• **TASK**:
Every record below should be printed exactly as it appears.

• **RECORDS PROVIDED**:
┄┄┄┄┄┄

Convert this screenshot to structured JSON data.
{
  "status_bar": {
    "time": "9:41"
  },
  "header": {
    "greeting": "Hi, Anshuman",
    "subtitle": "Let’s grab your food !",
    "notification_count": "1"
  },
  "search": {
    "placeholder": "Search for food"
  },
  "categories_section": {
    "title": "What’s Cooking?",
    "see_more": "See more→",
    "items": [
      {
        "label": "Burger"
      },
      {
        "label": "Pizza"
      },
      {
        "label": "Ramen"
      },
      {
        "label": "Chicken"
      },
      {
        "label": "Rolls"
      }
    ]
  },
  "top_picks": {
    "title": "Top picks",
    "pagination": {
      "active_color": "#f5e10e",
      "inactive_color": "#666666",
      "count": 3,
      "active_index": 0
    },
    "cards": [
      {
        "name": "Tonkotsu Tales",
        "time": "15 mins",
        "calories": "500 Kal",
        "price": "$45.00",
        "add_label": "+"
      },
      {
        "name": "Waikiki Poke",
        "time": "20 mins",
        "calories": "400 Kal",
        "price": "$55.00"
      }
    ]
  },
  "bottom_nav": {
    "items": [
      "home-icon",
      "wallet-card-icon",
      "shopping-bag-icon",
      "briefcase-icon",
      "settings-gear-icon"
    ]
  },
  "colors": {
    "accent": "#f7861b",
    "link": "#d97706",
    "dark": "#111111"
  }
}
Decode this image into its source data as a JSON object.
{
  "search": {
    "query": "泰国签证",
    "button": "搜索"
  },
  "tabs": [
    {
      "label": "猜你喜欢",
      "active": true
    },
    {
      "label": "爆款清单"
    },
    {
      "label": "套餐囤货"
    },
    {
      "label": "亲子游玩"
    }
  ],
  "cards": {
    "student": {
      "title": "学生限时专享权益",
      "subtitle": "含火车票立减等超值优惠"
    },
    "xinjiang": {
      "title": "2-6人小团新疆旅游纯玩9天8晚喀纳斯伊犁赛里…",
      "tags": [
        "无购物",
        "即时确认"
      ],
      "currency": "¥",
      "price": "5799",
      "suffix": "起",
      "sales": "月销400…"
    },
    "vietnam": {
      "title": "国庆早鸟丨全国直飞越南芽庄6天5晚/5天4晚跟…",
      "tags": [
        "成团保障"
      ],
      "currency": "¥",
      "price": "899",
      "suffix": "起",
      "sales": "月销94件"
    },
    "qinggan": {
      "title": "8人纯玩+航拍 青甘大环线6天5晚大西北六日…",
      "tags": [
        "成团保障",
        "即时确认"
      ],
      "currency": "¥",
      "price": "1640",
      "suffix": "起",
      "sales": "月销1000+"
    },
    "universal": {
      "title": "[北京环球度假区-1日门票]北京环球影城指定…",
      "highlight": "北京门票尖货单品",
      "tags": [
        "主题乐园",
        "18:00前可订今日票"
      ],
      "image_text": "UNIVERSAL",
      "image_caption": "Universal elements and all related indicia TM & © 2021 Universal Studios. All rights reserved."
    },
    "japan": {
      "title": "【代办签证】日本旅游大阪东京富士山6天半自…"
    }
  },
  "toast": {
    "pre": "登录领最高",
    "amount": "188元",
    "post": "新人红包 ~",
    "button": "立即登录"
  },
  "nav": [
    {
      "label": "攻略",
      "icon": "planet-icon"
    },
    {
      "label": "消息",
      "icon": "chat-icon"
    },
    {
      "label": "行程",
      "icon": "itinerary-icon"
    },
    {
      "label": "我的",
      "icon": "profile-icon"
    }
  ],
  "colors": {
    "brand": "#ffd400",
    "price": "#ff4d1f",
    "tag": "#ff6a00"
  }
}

┄┄┄┄┄┄

• **TASK RESPONSE**:
Convert this screenshot to structured JSON data.
{
  "status_bar": {
    "time": "9:41"
  },
  "header": {
    "greeting": "Hi, Anshuman",
    "subtitle": "Let’s grab your food !",
    "notification_count": "1"
  },
  "search": {
    "placeholder": "Search for food"
  },
  "categories_section": {
    "title": "What’s Cooking?",
    "see_more": "See more→",
    "items": [
      {
        "label": "Burger"
      },
      {
        "label": "Pizza"
      },
      {
        "label": "Ramen"
      },
      {
        "label": "Chicken"
      },
      {
        "label": "Rolls"
      }
    ]
  },
  "top_picks": {
    "title": "Top picks",
    "pagination": {
      "active_color": "#f5e10e",
      "inactive_color": "#666666",
      "count": 3,
      "active_index": 0
    },
    "cards": [
      {
        "name": "Tonkotsu Tales",
        "time": "15 mins",
        "calories": "500 Kal",
        "price": "$45.00",
        "add_label": "+"
      },
      {
        "name": "Waikiki Poke",
        "time": "20 mins",
        "calories": "400 Kal",
        "price": "$55.00"
      }
    ]
  },
  "bottom_nav": {
    "items": [
      "home-icon",
      "wallet-card-icon",
      "shopping-bag-icon",
      "briefcase-icon",
      "settings-gear-icon"
    ]
  },
  "colors": {
    "accent": "#f7861b",
    "link": "#d97706",
    "dark": "#111111"
  }
}
Decode this image into its source data as a JSON object.
{
  "search": {
    "query": "泰国签证",
    "button": "搜索"
  },
  "tabs": [
    {
      "label": "猜你喜欢",
      "active": true
    },
    {
      "label": "爆款清单"
    },
    {
      "label": "套餐囤货"
    },
    {
      "label": "亲子游玩"
    }
  ],
  "cards": {
    "student": {
      "title": "学生限时专享权益",
      "subtitle": "含火车票立减等超值优惠"
    },
    "xinjiang": {
      "title": "2-6人小团新疆旅游纯玩9天8晚喀纳斯伊犁赛里…",
      "tags": [
        "无购物",
        "即时确认"
      ],
      "currency": "¥",
      "price": "5799",
      "suffix": "起",
      "sales": "月销400…"
    },
    "vietnam": {
      "title": "国庆早鸟丨全国直飞越南芽庄6天5晚/5天4晚跟…",
      "tags": [
        "成团保障"
      ],
      "currency": "¥",
      "price": "899",
      "suffix": "起",
      "sales": "月销94件"
    },
    "qinggan": {
      "title": "8人纯玩+航拍 青甘大环线6天5晚大西北六日…",
      "tags": [
        "成团保障",
        "即时确认"
      ],
      "currency": "¥",
      "price": "1640",
      "suffix": "起",
      "sales": "月销1000+"
    },
    "universal": {
      "title": "[北京环球度假区-1日门票]北京环球影城指定…",
      "highlight": "北京门票尖货单品",
      "tags": [
        "主题乐园",
        "18:00前可订今日票"
      ],
      "image_text": "UNIVERSAL",
      "image_caption": "Universal elements and all related indicia TM & © 2021 Universal Studios. All rights reserved."
    },
    "japan": {
      "title": "【代办签证】日本旅游大阪东京富士山6天半自…"
    }
  },
  "toast": {
    "pre": "登录领最高",
    "amount": "188元",
    "post": "新人红包 ~",
    "button": "立即登录"
  },
  "nav": [
    {
      "label": "攻略",
      "icon": "planet-icon"
    },
    {
      "label": "消息",
      "icon": "chat-icon"
    },
    {
      "label": "行程",
      "icon": "itinerary-icon"
    },
    {
      "label": "我的",
      "icon": "profile-icon"
    }
  ],
  "colors": {
    "brand": "#ffd400",
    "price": "#ff4d1f",
    "tag": "#ff6a00"
  }
}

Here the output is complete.